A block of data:
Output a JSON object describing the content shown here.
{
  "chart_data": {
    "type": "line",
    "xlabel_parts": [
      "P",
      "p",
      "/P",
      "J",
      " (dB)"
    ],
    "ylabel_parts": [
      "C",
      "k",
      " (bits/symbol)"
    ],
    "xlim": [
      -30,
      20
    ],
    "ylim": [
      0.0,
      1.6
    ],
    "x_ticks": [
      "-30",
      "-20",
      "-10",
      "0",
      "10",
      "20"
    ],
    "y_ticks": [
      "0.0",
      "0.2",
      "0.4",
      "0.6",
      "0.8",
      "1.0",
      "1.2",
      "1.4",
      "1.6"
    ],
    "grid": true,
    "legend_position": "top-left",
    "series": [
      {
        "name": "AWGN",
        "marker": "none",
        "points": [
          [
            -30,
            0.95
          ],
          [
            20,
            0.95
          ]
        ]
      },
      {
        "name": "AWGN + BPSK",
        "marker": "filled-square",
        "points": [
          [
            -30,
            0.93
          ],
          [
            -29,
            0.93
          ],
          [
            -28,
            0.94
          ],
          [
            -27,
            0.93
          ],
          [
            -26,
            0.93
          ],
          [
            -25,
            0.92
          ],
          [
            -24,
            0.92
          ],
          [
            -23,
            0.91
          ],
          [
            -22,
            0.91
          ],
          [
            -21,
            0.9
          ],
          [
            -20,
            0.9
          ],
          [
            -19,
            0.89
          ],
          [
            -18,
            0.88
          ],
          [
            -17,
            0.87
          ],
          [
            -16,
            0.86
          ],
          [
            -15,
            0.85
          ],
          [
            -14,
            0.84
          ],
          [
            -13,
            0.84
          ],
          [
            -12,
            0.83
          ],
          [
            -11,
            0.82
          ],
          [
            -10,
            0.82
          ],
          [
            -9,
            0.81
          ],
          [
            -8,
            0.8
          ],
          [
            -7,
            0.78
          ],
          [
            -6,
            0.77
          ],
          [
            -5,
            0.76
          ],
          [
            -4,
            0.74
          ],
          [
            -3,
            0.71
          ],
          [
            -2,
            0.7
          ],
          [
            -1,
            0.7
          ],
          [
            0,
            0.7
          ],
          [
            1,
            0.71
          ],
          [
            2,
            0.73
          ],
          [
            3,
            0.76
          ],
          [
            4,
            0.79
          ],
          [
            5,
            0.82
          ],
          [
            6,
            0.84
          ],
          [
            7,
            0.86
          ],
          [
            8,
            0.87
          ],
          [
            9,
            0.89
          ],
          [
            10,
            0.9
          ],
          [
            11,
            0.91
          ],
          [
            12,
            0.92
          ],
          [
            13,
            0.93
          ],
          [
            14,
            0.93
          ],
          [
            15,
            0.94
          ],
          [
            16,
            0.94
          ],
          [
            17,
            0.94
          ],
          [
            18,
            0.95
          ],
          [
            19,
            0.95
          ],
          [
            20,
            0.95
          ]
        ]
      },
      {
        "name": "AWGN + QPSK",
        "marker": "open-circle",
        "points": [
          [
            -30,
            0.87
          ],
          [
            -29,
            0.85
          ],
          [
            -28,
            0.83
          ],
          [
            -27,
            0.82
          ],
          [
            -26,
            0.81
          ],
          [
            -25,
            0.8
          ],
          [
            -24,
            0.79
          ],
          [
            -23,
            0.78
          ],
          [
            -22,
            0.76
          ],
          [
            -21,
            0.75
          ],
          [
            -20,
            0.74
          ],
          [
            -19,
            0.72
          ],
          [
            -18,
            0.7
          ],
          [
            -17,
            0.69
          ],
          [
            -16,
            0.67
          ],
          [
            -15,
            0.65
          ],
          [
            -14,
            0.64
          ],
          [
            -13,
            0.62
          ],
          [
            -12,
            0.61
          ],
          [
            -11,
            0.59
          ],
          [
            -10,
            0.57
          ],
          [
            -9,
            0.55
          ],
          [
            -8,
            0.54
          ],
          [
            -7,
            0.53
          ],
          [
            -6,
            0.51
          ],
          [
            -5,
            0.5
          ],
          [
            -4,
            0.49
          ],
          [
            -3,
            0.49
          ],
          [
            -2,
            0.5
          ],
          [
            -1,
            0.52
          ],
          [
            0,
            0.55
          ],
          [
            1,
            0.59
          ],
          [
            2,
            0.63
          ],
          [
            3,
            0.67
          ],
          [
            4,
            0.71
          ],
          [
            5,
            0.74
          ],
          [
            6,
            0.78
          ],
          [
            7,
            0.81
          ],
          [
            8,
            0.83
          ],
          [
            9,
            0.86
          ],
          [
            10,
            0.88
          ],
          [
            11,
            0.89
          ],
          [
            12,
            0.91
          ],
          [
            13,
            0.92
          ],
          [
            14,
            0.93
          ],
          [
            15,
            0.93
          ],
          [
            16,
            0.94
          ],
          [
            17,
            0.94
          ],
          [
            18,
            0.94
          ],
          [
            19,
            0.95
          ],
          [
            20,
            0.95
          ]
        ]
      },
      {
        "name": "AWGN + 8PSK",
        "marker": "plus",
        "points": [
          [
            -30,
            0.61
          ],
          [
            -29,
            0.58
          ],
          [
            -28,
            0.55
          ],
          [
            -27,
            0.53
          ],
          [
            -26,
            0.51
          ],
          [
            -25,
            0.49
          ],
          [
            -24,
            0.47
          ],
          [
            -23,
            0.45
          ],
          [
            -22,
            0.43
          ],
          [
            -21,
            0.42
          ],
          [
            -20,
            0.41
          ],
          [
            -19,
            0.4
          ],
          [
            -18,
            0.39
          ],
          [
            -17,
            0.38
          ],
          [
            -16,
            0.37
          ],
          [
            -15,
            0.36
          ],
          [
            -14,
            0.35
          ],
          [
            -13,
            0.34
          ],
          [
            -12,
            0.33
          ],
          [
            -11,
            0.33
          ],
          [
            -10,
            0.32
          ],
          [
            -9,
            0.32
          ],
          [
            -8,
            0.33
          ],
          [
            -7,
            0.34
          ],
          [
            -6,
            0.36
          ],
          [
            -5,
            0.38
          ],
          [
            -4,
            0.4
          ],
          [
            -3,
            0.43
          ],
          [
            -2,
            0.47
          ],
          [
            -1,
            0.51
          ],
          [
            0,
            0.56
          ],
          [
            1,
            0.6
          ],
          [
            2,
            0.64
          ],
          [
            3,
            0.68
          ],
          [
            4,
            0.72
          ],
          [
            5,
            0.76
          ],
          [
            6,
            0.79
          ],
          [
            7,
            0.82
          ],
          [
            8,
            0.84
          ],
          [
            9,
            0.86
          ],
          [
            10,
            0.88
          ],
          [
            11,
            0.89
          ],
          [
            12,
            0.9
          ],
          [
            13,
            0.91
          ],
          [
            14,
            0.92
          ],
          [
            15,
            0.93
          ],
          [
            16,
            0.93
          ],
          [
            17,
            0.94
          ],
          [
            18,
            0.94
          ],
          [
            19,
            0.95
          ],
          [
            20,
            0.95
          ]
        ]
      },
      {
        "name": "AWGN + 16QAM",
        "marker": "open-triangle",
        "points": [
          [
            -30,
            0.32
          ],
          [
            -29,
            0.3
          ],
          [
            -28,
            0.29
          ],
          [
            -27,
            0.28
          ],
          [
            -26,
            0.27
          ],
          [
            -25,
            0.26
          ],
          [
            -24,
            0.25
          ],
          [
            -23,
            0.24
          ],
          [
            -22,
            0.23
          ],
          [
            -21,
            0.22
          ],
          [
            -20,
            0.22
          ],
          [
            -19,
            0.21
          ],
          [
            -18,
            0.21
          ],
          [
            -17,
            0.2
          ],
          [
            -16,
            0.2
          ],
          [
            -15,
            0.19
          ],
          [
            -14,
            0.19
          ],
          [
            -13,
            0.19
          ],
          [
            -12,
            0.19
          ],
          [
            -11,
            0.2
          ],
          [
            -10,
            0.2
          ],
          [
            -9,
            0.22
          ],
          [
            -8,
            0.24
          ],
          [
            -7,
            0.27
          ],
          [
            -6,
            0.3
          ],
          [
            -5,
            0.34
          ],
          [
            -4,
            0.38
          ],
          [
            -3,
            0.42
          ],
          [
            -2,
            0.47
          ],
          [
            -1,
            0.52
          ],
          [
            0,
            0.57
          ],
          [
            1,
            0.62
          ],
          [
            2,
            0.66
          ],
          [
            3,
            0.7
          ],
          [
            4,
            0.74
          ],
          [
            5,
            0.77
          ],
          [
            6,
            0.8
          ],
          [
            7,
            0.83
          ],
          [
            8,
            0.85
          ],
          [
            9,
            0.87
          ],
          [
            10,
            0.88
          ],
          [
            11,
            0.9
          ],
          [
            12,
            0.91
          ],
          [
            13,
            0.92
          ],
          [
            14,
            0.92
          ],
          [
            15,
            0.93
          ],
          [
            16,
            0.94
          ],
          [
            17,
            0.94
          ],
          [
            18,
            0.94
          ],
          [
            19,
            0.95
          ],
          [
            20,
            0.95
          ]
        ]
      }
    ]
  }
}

● What you have to do: Write down every line of the data above that includes the string "name".

● Answer for the task:
        "name": "AWGN",
        "name": "AWGN + BPSK",
        "name": "AWGN + QPSK",
        "name": "AWGN + 8PSK",
        "name": "AWGN + 16QAM",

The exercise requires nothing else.